BEGIN Dataset rows

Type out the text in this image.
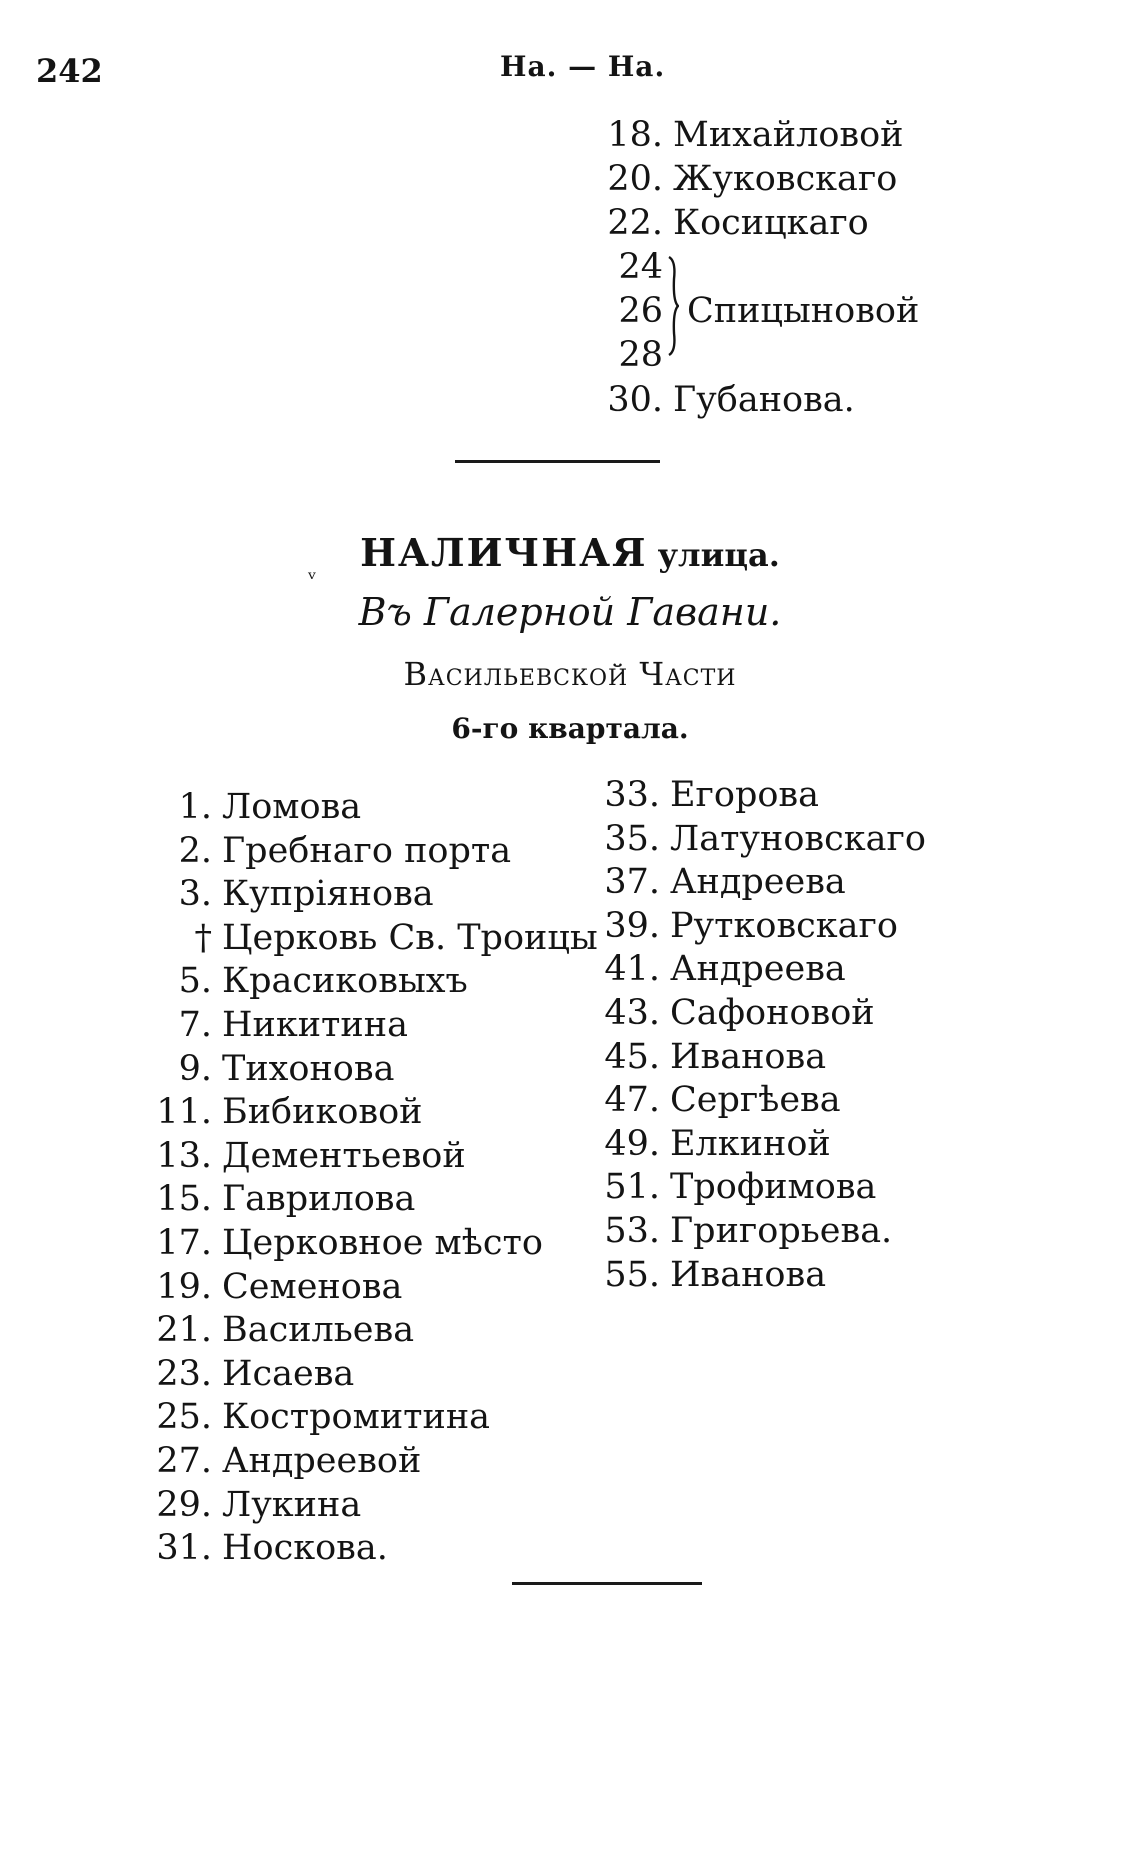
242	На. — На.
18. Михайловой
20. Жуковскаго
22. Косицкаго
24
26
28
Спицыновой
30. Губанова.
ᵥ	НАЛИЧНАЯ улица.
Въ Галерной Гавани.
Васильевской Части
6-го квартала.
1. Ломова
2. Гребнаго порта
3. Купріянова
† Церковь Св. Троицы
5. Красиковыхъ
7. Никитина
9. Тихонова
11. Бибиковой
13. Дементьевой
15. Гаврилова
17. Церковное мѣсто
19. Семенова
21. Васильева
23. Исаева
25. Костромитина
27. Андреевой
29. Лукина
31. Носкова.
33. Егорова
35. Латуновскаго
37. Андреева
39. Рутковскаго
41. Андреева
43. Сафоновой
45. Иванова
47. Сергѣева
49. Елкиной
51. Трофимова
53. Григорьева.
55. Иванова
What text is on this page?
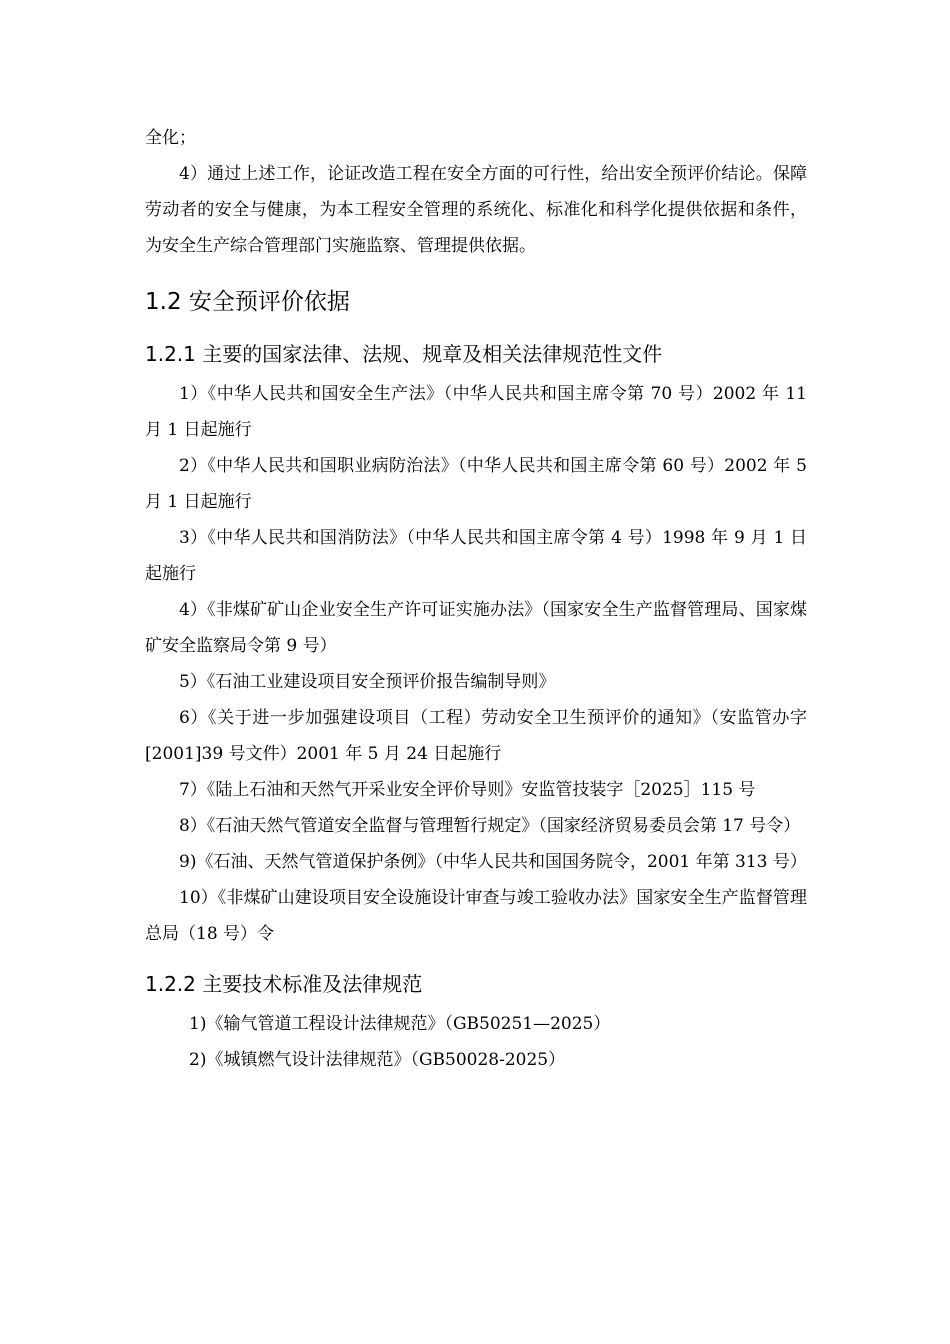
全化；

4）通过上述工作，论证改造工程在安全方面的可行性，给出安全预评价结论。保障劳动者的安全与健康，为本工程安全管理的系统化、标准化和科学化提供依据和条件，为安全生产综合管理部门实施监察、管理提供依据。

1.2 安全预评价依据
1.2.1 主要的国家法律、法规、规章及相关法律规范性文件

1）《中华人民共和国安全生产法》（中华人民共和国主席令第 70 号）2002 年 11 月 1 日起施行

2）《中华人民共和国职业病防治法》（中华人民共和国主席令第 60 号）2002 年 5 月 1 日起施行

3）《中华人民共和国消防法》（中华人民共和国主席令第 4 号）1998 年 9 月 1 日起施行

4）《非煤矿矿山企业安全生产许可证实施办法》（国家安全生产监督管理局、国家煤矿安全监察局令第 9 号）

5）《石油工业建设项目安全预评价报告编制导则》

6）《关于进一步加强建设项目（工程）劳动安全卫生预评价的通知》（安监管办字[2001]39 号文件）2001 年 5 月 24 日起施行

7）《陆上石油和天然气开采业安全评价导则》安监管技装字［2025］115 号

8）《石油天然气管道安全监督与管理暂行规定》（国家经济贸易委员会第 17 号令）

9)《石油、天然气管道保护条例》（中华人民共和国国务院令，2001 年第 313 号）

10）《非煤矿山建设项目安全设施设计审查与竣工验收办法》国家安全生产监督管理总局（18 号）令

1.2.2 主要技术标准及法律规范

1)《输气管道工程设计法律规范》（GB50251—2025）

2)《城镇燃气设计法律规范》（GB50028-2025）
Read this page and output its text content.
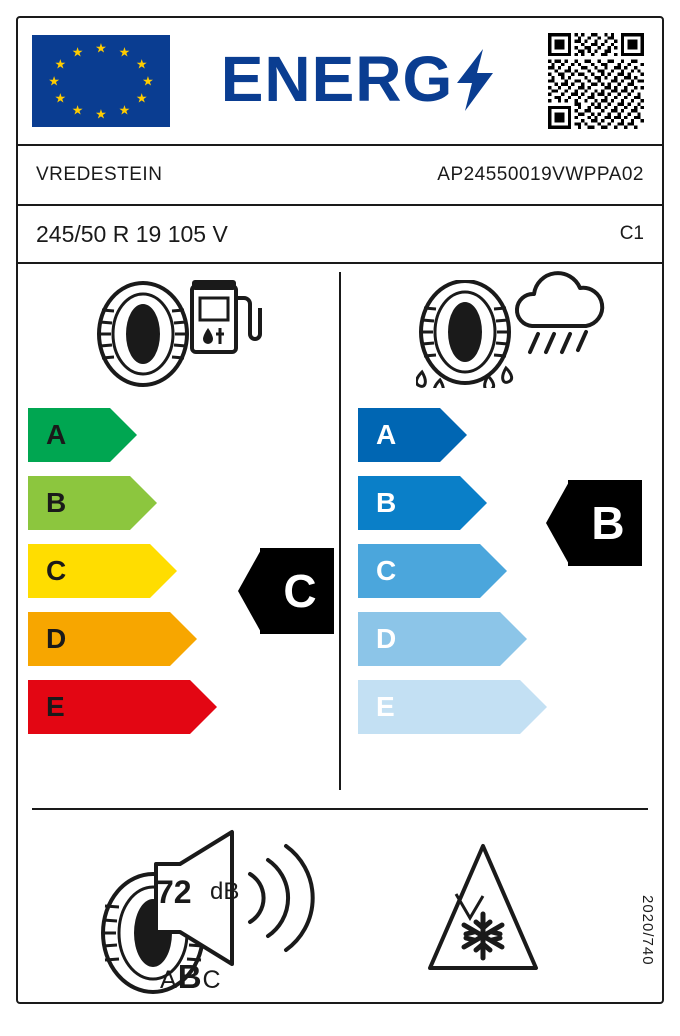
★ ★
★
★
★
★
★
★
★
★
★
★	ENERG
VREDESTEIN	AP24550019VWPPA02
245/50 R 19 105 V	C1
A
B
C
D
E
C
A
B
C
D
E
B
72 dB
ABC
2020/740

END Dataset rows

-- Task instructions --
In the records above, find the line containing "Read this page and output its text content.". Reproduce it and every line after it through the last line, omitting pictures.

-- Solution for this task --
Read this page and output its text content.
★ ★
★
★
★
★
★
★
★
★
★
★	ENERG
VREDESTEIN	AP24550019VWPPA02
245/50 R 19 105 V	C1
A
B
C
D
E
C
A
B
C
D
E
B
72 dB
ABC
2020/740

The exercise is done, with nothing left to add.